TASK DESCRIPTION: Write out the records word for word, from their first line up to and including the line with "email-field: E-mail recommended".

PROVIDED RECORDS:
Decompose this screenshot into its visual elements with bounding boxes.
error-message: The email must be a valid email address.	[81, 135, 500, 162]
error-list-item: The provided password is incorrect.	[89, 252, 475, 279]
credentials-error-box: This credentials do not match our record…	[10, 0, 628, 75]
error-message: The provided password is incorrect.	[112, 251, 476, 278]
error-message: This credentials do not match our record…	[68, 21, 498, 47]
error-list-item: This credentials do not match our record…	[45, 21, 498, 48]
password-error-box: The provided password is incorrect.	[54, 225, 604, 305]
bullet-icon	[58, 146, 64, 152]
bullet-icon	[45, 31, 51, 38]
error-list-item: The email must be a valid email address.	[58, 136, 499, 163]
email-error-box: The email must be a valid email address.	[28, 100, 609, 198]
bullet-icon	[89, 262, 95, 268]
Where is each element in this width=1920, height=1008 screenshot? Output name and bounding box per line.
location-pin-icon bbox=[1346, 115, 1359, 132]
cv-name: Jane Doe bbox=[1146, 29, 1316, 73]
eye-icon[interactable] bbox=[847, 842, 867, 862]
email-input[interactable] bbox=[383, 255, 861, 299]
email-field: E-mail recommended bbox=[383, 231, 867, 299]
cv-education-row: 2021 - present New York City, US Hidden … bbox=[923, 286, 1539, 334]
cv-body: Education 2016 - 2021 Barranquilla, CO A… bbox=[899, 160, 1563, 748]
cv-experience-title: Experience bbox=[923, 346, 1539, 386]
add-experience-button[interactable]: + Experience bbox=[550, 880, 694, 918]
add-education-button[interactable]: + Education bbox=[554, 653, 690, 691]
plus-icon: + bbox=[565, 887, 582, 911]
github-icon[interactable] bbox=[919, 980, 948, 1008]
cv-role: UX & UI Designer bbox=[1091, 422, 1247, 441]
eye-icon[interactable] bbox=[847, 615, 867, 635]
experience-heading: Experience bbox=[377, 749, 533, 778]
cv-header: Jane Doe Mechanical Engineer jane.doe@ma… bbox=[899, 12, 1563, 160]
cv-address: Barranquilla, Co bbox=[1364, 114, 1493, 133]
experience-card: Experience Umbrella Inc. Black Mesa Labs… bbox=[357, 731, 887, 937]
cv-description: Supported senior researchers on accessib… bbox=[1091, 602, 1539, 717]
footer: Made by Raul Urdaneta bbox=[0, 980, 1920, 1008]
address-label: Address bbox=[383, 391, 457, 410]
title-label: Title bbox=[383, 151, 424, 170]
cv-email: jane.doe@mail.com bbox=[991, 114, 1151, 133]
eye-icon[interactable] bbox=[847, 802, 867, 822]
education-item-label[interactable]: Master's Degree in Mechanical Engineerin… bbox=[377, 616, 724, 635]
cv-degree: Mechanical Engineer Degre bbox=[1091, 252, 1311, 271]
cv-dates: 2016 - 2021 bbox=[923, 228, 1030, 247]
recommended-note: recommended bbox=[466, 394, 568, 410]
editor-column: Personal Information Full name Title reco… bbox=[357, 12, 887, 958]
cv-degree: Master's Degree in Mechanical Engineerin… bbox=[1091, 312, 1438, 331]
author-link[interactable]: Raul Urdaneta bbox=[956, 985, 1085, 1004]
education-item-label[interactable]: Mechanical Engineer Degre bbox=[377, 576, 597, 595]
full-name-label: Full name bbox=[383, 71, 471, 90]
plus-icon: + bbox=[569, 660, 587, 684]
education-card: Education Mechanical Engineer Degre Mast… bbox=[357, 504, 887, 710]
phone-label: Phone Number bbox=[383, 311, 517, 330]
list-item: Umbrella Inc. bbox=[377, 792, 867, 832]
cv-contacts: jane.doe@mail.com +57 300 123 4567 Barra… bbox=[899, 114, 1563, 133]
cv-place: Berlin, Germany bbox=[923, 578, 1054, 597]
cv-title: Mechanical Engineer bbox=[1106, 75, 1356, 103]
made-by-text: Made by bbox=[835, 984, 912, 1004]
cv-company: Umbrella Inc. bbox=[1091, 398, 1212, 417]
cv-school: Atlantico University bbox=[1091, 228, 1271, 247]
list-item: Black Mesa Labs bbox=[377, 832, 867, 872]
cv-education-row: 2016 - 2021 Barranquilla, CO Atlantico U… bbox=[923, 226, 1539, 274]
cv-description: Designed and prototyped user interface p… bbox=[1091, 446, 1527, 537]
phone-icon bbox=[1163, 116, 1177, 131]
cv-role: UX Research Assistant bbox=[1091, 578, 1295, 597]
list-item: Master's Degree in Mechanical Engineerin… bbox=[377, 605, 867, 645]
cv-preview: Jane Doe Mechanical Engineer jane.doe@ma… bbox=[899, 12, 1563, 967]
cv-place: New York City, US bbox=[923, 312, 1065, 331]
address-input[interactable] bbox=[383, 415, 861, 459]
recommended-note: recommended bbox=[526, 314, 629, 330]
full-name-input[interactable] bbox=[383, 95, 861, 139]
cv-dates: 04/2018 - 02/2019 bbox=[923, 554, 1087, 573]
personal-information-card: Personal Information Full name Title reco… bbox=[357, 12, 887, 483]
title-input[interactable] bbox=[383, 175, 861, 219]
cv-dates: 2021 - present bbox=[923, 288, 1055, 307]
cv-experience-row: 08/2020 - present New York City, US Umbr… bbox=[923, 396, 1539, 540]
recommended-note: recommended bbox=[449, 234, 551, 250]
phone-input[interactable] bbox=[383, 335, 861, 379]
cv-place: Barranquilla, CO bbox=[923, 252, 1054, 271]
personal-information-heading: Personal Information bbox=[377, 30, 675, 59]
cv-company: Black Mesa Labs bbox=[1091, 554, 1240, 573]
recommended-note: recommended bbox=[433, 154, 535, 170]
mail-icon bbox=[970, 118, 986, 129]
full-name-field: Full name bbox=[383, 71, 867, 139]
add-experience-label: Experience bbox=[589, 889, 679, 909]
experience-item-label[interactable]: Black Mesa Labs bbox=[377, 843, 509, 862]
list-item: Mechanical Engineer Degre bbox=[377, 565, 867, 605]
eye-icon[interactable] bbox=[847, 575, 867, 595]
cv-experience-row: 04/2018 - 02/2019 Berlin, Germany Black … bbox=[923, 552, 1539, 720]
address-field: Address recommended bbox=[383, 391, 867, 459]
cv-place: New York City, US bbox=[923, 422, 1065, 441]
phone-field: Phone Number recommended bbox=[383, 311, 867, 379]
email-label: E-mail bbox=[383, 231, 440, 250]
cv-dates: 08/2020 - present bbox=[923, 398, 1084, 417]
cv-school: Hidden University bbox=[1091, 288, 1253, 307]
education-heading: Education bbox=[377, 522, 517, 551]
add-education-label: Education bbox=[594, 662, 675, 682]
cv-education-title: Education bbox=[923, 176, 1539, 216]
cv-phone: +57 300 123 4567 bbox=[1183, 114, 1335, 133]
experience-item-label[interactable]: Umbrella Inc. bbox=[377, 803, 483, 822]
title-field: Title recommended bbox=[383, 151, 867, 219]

ANSWER:
Decompose this screenshot into its visual elements with bounding boxes.
error-message: The email must be a valid email address.	[81, 135, 500, 162]
error-list-item: The provided password is incorrect.	[89, 252, 475, 279]
credentials-error-box: This credentials do not match our record…	[10, 0, 628, 75]
error-message: The provided password is incorrect.	[112, 251, 476, 278]
error-message: This credentials do not match our record…	[68, 21, 498, 47]
error-list-item: This credentials do not match our record…	[45, 21, 498, 48]
password-error-box: The provided password is incorrect.	[54, 225, 604, 305]
bullet-icon	[58, 146, 64, 152]
bullet-icon	[45, 31, 51, 38]
error-list-item: The email must be a valid email address.	[58, 136, 499, 163]
email-error-box: The email must be a valid email address.	[28, 100, 609, 198]
bullet-icon	[89, 262, 95, 268]
Where is each element in this width=1920, height=1008 screenshot? Output name and bounding box per line.
location-pin-icon bbox=[1346, 115, 1359, 132]
cv-name: Jane Doe bbox=[1146, 29, 1316, 73]
eye-icon[interactable] bbox=[847, 842, 867, 862]
email-input[interactable] bbox=[383, 255, 861, 299]
email-field: E-mail recommended bbox=[383, 231, 867, 299]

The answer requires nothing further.